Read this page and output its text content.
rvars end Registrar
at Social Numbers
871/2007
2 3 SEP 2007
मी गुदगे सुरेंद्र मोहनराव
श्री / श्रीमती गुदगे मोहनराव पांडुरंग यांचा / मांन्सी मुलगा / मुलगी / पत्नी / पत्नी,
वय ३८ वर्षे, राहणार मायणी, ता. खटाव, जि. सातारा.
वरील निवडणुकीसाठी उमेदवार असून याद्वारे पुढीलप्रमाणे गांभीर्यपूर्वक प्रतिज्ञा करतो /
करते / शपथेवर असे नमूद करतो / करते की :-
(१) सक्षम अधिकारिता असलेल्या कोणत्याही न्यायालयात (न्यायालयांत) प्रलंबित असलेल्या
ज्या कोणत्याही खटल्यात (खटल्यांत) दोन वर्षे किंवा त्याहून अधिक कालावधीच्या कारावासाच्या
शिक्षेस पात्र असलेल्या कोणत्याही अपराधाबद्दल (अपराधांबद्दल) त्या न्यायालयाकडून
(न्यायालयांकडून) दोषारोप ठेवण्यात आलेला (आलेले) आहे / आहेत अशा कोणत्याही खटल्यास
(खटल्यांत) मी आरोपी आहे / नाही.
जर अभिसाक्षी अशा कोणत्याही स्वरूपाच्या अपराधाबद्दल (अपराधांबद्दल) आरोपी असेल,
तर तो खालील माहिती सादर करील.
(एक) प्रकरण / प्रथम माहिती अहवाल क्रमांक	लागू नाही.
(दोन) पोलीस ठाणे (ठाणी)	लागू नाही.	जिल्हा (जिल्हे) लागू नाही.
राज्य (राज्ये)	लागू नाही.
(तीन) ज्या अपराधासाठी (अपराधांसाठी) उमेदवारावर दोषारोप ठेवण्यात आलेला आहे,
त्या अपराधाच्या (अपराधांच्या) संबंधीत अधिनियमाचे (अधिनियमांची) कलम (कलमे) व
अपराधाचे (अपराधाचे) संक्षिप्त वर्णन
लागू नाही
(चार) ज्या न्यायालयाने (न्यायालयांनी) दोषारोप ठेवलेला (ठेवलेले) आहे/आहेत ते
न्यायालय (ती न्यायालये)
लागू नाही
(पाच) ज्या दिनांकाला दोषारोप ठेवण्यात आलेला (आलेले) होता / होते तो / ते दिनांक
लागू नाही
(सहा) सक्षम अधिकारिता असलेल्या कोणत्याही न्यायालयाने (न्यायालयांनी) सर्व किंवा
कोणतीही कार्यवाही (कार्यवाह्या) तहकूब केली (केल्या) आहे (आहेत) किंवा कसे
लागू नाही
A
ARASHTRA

• **Exercise details**: Extract each line from the listing above, please, and repeat it exactly.

• **Full answer**:
Read this page and output its text content.
rvars end Registrar
at Social Numbers
871/2007
2 3 SEP 2007
मी गुदगे सुरेंद्र मोहनराव
श्री / श्रीमती गुदगे मोहनराव पांडुरंग यांचा / मांन्सी मुलगा / मुलगी / पत्नी / पत्नी,
वय ३८ वर्षे, राहणार मायणी, ता. खटाव, जि. सातारा.
वरील निवडणुकीसाठी उमेदवार असून याद्वारे पुढीलप्रमाणे गांभीर्यपूर्वक प्रतिज्ञा करतो /
करते / शपथेवर असे नमूद करतो / करते की :-
(१) सक्षम अधिकारिता असलेल्या कोणत्याही न्यायालयात (न्यायालयांत) प्रलंबित असलेल्या
ज्या कोणत्याही खटल्यात (खटल्यांत) दोन वर्षे किंवा त्याहून अधिक कालावधीच्या कारावासाच्या
शिक्षेस पात्र असलेल्या कोणत्याही अपराधाबद्दल (अपराधांबद्दल) त्या न्यायालयाकडून
(न्यायालयांकडून) दोषारोप ठेवण्यात आलेला (आलेले) आहे / आहेत अशा कोणत्याही खटल्यास
(खटल्यांत) मी आरोपी आहे / नाही.
जर अभिसाक्षी अशा कोणत्याही स्वरूपाच्या अपराधाबद्दल (अपराधांबद्दल) आरोपी असेल,
तर तो खालील माहिती सादर करील.
(एक) प्रकरण / प्रथम माहिती अहवाल क्रमांक	लागू नाही.
(दोन) पोलीस ठाणे (ठाणी)	लागू नाही.	जिल्हा (जिल्हे) लागू नाही.
राज्य (राज्ये)	लागू नाही.
(तीन) ज्या अपराधासाठी (अपराधांसाठी) उमेदवारावर दोषारोप ठेवण्यात आलेला आहे,
त्या अपराधाच्या (अपराधांच्या) संबंधीत अधिनियमाचे (अधिनियमांची) कलम (कलमे) व
अपराधाचे (अपराधाचे) संक्षिप्त वर्णन
लागू नाही
(चार) ज्या न्यायालयाने (न्यायालयांनी) दोषारोप ठेवलेला (ठेवलेले) आहे/आहेत ते
न्यायालय (ती न्यायालये)
लागू नाही
(पाच) ज्या दिनांकाला दोषारोप ठेवण्यात आलेला (आलेले) होता / होते तो / ते दिनांक
लागू नाही
(सहा) सक्षम अधिकारिता असलेल्या कोणत्याही न्यायालयाने (न्यायालयांनी) सर्व किंवा
कोणतीही कार्यवाही (कार्यवाह्या) तहकूब केली (केल्या) आहे (आहेत) किंवा कसे
लागू नाही
A
ARASHTRA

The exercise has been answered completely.